Look through the data below and return each line where "your" appears.
━━ RECORD SET
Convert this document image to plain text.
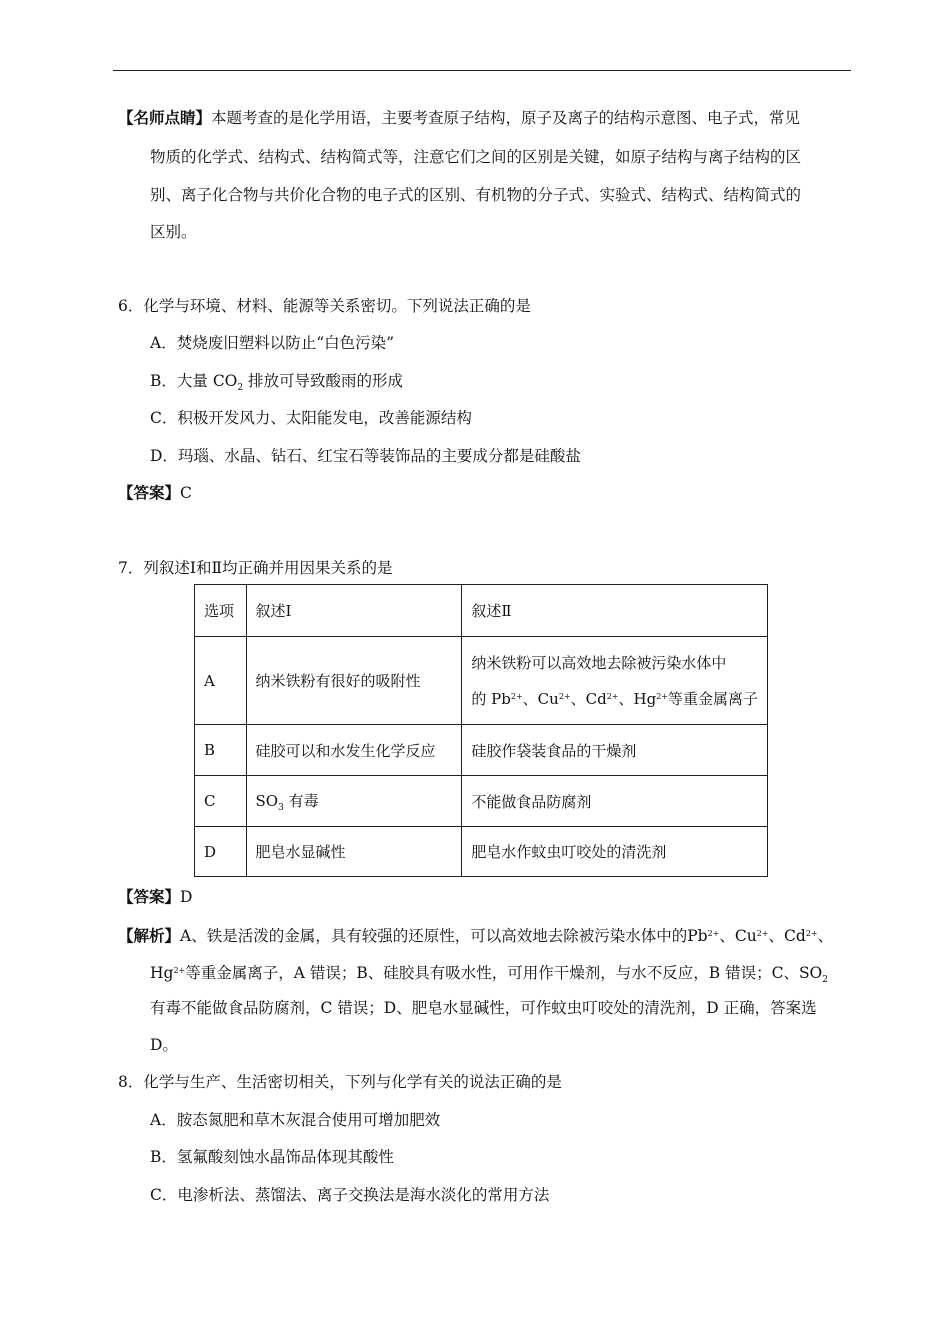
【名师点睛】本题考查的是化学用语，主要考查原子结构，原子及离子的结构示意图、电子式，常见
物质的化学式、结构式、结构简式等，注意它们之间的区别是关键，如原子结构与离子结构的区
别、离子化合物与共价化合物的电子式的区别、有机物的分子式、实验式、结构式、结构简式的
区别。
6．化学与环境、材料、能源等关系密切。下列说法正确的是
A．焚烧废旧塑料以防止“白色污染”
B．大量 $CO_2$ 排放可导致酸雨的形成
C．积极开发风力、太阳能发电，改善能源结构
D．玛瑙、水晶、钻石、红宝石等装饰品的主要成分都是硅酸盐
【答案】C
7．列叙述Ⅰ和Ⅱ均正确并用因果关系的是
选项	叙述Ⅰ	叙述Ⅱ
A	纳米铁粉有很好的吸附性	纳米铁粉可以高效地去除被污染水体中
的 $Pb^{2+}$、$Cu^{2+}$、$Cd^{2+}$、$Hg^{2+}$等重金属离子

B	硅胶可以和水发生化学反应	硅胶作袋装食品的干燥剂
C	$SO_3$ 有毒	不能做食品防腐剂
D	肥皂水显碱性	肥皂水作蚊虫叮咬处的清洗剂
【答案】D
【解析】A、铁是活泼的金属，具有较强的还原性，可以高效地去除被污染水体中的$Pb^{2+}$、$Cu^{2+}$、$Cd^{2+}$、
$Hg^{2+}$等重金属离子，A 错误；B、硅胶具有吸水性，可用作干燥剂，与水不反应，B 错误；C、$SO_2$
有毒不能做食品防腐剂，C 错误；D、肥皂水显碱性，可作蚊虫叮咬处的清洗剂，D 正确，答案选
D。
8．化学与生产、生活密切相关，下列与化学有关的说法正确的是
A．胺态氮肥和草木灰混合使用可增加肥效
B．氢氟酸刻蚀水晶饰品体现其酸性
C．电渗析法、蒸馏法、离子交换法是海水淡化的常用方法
━━━━
━━ RECORD SET
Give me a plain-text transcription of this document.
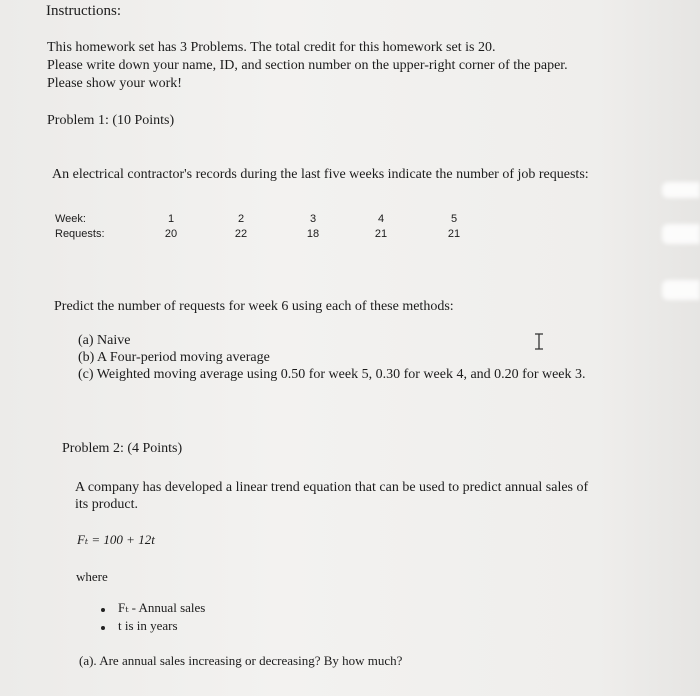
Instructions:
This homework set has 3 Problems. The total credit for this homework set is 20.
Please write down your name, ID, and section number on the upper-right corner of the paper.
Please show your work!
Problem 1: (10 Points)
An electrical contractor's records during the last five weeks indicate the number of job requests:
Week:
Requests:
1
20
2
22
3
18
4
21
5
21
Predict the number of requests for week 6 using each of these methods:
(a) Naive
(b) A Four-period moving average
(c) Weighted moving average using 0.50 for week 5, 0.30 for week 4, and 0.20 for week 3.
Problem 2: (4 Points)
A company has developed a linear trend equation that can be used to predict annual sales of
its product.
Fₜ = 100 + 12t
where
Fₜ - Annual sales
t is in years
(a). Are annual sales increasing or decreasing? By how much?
━━━━
# OUTPUT OF THE TASK
Please write down your name, ID, and section number on the upper-right corner of the paper.
Please show your work!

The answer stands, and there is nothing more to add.